Objective | Gather all lines with "noise" from the records.

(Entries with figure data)

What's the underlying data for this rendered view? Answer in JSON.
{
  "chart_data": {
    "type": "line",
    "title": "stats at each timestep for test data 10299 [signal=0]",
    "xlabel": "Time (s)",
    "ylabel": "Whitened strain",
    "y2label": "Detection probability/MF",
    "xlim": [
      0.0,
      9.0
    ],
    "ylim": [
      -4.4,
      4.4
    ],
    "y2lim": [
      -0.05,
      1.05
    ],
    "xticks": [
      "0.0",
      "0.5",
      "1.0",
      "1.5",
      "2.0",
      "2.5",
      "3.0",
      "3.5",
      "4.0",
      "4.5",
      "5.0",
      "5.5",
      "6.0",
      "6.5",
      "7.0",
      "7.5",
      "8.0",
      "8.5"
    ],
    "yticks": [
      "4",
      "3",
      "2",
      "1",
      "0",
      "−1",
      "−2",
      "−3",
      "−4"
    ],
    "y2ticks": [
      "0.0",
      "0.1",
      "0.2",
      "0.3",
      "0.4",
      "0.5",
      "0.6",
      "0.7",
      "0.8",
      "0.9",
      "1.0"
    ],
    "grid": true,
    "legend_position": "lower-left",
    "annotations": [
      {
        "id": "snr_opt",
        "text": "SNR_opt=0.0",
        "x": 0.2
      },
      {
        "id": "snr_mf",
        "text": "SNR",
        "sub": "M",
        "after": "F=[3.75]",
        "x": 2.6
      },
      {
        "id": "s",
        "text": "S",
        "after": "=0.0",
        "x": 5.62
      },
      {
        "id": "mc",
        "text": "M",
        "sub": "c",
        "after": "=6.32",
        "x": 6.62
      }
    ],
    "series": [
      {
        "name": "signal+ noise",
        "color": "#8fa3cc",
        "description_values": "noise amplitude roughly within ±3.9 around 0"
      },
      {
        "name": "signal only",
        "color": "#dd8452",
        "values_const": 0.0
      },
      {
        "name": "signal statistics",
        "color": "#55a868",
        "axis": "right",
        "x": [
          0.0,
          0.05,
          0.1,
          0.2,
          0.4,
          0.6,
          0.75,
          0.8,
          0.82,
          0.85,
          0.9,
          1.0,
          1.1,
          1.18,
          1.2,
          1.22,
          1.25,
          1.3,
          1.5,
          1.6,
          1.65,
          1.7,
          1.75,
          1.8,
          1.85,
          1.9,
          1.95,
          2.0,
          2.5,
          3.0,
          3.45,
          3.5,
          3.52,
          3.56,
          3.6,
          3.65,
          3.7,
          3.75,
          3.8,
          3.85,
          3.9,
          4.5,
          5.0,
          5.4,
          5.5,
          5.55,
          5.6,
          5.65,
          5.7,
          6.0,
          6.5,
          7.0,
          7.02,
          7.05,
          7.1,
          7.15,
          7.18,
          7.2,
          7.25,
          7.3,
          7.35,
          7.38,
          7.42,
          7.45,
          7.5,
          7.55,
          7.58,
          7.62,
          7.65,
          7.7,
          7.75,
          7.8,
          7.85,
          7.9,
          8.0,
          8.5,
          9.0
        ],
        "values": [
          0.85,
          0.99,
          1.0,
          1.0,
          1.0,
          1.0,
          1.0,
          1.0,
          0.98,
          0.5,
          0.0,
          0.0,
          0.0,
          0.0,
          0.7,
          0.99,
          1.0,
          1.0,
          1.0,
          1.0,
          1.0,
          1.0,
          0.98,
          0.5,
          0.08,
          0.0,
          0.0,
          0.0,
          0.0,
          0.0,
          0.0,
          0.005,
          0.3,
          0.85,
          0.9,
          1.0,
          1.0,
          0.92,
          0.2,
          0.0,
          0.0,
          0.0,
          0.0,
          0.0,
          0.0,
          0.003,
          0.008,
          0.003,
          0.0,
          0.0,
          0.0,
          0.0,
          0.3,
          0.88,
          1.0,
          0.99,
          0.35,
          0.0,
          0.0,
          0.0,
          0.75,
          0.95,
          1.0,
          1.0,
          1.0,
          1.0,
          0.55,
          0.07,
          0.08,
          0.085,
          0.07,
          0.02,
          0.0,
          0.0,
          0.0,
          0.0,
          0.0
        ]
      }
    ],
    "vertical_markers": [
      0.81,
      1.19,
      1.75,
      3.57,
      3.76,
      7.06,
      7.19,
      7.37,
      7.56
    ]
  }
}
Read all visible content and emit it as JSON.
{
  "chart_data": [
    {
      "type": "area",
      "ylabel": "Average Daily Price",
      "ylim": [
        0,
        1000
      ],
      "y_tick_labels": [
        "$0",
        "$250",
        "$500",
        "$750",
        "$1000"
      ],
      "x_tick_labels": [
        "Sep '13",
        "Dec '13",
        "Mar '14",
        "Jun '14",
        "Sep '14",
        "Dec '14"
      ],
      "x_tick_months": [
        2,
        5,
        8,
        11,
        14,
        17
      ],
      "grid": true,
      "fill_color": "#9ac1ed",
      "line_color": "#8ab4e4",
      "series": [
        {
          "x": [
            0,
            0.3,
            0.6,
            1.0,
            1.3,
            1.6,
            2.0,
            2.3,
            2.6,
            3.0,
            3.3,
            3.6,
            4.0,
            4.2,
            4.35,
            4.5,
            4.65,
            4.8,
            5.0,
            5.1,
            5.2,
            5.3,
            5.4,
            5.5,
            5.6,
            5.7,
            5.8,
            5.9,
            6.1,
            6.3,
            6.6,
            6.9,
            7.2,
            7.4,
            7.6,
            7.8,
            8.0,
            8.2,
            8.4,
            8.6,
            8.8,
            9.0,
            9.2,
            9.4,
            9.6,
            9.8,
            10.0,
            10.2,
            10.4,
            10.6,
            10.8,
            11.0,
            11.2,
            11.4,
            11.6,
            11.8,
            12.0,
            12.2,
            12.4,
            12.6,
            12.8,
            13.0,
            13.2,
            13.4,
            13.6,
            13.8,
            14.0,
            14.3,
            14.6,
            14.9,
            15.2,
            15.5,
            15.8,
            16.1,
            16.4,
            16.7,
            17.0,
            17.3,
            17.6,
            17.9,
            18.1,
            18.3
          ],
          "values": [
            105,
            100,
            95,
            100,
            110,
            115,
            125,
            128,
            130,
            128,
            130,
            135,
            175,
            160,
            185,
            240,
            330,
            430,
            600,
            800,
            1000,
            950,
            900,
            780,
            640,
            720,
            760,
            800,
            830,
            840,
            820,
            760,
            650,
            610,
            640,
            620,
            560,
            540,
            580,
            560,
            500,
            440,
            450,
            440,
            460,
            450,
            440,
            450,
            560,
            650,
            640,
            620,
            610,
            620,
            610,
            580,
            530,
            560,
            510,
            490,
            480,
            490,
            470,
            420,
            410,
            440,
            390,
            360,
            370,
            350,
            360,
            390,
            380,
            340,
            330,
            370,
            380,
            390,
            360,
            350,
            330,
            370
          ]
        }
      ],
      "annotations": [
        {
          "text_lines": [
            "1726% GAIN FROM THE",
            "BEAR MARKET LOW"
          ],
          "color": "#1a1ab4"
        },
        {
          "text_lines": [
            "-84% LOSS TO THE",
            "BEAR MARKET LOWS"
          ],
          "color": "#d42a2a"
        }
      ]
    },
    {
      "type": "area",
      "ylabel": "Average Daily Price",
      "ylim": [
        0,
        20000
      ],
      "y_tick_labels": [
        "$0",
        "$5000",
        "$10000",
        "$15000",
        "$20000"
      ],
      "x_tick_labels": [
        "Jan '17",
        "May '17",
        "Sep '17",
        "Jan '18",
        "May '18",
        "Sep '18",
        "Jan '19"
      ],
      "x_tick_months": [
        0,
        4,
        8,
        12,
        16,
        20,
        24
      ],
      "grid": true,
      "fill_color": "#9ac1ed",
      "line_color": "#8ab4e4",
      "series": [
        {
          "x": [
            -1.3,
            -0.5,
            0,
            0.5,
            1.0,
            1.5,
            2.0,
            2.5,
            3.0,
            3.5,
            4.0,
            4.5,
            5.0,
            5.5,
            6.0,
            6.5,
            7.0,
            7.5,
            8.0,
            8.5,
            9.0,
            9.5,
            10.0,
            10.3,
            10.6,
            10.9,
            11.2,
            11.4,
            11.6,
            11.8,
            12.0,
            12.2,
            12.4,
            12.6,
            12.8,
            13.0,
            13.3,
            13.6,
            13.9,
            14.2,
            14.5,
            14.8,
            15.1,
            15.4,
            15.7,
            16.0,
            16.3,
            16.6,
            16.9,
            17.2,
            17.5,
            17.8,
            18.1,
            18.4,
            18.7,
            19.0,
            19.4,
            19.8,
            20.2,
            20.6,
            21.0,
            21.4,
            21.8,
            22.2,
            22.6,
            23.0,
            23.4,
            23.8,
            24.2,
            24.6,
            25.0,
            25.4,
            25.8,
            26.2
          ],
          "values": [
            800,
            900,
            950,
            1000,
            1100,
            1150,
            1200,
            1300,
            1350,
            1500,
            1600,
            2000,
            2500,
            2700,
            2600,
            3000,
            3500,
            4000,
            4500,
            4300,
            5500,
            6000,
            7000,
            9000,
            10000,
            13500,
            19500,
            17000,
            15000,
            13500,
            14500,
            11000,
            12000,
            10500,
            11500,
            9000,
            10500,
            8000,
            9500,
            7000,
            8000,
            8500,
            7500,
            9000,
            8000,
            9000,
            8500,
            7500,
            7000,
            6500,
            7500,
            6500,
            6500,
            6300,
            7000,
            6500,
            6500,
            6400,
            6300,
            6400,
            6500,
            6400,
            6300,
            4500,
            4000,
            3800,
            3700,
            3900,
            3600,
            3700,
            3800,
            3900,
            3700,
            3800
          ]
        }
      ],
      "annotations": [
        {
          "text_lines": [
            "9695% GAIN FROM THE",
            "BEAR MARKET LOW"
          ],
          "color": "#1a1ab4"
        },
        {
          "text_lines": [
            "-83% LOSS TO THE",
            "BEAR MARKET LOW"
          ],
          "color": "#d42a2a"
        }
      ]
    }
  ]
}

Full response |
        "name": "signal+ noise",
        "description_values": "noise amplitude roughly within ±3.9 around 0"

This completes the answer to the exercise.